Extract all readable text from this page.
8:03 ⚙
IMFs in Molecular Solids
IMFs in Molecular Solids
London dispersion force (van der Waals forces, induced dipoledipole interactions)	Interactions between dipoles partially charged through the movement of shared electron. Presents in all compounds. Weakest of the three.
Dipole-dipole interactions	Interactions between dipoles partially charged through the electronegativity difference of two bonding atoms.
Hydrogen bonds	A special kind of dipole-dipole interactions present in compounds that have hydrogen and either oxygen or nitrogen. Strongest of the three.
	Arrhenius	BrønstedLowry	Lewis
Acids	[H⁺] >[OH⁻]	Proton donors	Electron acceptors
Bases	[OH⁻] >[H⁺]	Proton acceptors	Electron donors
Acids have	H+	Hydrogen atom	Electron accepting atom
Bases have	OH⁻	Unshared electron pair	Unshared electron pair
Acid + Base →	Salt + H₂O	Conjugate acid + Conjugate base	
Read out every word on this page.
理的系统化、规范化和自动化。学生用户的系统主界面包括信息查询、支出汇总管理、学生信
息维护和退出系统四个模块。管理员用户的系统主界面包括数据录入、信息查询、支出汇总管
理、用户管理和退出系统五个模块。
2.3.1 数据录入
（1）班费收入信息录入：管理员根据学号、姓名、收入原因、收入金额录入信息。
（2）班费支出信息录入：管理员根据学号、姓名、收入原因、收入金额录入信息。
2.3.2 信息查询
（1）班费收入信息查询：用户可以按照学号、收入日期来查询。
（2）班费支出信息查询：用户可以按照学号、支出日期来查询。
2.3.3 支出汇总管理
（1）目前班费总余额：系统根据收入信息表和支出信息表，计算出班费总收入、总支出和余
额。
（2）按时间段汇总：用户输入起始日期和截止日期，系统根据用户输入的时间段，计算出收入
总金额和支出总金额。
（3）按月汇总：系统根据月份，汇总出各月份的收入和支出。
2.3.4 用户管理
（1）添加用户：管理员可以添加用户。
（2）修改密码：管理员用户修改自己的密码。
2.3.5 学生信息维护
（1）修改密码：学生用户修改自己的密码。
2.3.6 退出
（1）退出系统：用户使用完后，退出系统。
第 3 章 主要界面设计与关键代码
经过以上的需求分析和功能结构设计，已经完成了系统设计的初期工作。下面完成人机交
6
============
Restate every line of the data word for word.

Result of the task ▸
Extract all readable text from this page.
8:03 ⚙
IMFs in Molecular Solids
IMFs in Molecular Solids
London dispersion force (van der Waals forces, induced dipoledipole interactions)	Interactions between dipoles partially charged through the movement of shared electron. Presents in all compounds. Weakest of the three.
Dipole-dipole interactions	Interactions between dipoles partially charged through the electronegativity difference of two bonding atoms.
Hydrogen bonds	A special kind of dipole-dipole interactions present in compounds that have hydrogen and either oxygen or nitrogen. Strongest of the three.
	Arrhenius	BrønstedLowry	Lewis
Acids	[H⁺] >[OH⁻]	Proton donors	Electron acceptors
Bases	[OH⁻] >[H⁺]	Proton acceptors	Electron donors
Acids have	H+	Hydrogen atom	Electron accepting atom
Bases have	OH⁻	Unshared electron pair	Unshared electron pair
Acid + Base →	Salt + H₂O	Conjugate acid + Conjugate base	
Read out every word on this page.
理的系统化、规范化和自动化。学生用户的系统主界面包括信息查询、支出汇总管理、学生信
息维护和退出系统四个模块。管理员用户的系统主界面包括数据录入、信息查询、支出汇总管
理、用户管理和退出系统五个模块。
2.3.1 数据录入
（1）班费收入信息录入：管理员根据学号、姓名、收入原因、收入金额录入信息。
（2）班费支出信息录入：管理员根据学号、姓名、收入原因、收入金额录入信息。
2.3.2 信息查询
（1）班费收入信息查询：用户可以按照学号、收入日期来查询。
（2）班费支出信息查询：用户可以按照学号、支出日期来查询。
2.3.3 支出汇总管理
（1）目前班费总余额：系统根据收入信息表和支出信息表，计算出班费总收入、总支出和余
额。
（2）按时间段汇总：用户输入起始日期和截止日期，系统根据用户输入的时间段，计算出收入
总金额和支出总金额。
（3）按月汇总：系统根据月份，汇总出各月份的收入和支出。
2.3.4 用户管理
（1）添加用户：管理员可以添加用户。
（2）修改密码：管理员用户修改自己的密码。
2.3.5 学生信息维护
（1）修改密码：学生用户修改自己的密码。
2.3.6 退出
（1）退出系统：用户使用完后，退出系统。
第 3 章 主要界面设计与关键代码
经过以上的需求分析和功能结构设计，已经完成了系统设计的初期工作。下面完成人机交
6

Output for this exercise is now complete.